** Problem **
What follows are records. Restate all of them word for word.
# START OF Entries shown
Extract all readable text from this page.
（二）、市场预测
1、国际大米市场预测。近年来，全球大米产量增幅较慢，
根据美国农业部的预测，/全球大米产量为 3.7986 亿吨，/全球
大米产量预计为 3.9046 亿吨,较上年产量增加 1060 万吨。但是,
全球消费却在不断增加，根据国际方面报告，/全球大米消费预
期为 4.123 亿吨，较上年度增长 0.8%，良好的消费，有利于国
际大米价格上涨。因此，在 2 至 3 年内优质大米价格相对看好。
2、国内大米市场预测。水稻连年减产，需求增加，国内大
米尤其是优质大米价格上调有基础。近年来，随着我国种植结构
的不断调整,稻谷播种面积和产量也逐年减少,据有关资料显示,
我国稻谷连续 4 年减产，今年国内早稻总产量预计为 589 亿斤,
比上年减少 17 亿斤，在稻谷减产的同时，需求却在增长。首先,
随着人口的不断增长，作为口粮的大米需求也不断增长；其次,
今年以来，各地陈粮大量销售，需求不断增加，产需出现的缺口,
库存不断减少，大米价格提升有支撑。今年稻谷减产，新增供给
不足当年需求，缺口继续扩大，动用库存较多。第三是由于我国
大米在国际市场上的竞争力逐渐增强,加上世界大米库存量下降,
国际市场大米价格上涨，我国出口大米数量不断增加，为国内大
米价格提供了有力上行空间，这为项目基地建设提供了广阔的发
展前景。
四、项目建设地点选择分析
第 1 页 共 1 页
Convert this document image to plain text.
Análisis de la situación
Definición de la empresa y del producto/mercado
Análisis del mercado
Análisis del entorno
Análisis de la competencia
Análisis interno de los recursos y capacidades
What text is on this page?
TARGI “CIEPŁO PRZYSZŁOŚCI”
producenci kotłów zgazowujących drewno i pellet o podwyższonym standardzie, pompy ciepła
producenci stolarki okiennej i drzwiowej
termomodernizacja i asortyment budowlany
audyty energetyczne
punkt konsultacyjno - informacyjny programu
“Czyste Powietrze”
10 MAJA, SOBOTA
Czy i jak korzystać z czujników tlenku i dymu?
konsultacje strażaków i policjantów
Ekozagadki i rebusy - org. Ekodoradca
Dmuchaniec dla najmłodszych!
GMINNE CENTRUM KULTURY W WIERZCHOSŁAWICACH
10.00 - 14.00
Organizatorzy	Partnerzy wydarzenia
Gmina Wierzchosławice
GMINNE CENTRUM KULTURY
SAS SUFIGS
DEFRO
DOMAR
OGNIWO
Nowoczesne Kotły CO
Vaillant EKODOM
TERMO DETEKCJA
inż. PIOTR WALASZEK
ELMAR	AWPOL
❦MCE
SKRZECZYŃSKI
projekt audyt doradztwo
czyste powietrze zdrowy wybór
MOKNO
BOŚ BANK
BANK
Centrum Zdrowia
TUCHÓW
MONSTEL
# END OF Entries shown
** Reply to the task **
Extract all readable text from this page.
（二）、市场预测
1、国际大米市场预测。近年来，全球大米产量增幅较慢，
根据美国农业部的预测，/全球大米产量为 3.7986 亿吨，/全球
大米产量预计为 3.9046 亿吨,较上年产量增加 1060 万吨。但是,
全球消费却在不断增加，根据国际方面报告，/全球大米消费预
期为 4.123 亿吨，较上年度增长 0.8%，良好的消费，有利于国
际大米价格上涨。因此，在 2 至 3 年内优质大米价格相对看好。
2、国内大米市场预测。水稻连年减产，需求增加，国内大
米尤其是优质大米价格上调有基础。近年来，随着我国种植结构
的不断调整,稻谷播种面积和产量也逐年减少,据有关资料显示,
我国稻谷连续 4 年减产，今年国内早稻总产量预计为 589 亿斤,
比上年减少 17 亿斤，在稻谷减产的同时，需求却在增长。首先,
随着人口的不断增长，作为口粮的大米需求也不断增长；其次,
今年以来，各地陈粮大量销售，需求不断增加，产需出现的缺口,
库存不断减少，大米价格提升有支撑。今年稻谷减产，新增供给
不足当年需求，缺口继续扩大，动用库存较多。第三是由于我国
大米在国际市场上的竞争力逐渐增强,加上世界大米库存量下降,
国际市场大米价格上涨，我国出口大米数量不断增加，为国内大
米价格提供了有力上行空间，这为项目基地建设提供了广阔的发
展前景。
四、项目建设地点选择分析
第 1 页 共 1 页
Convert this document image to plain text.
Análisis de la situación
Definición de la empresa y del producto/mercado
Análisis del mercado
Análisis del entorno
Análisis de la competencia
Análisis interno de los recursos y capacidades
What text is on this page?
TARGI “CIEPŁO PRZYSZŁOŚCI”
producenci kotłów zgazowujących drewno i pellet o podwyższonym standardzie, pompy ciepła
producenci stolarki okiennej i drzwiowej
termomodernizacja i asortyment budowlany
audyty energetyczne
punkt konsultacyjno - informacyjny programu
“Czyste Powietrze”
10 MAJA, SOBOTA
Czy i jak korzystać z czujników tlenku i dymu?
konsultacje strażaków i policjantów
Ekozagadki i rebusy - org. Ekodoradca
Dmuchaniec dla najmłodszych!
GMINNE CENTRUM KULTURY W WIERZCHOSŁAWICACH
10.00 - 14.00
Organizatorzy	Partnerzy wydarzenia
Gmina Wierzchosławice
GMINNE CENTRUM KULTURY
SAS SUFIGS
DEFRO
DOMAR
OGNIWO
Nowoczesne Kotły CO
Vaillant EKODOM
TERMO DETEKCJA
inż. PIOTR WALASZEK
ELMAR	AWPOL
❦MCE
SKRZECZYŃSKI
projekt audyt doradztwo
czyste powietrze zdrowy wybór
MOKNO
BOŚ BANK
BANK
Centrum Zdrowia
TUCHÓW
MONSTEL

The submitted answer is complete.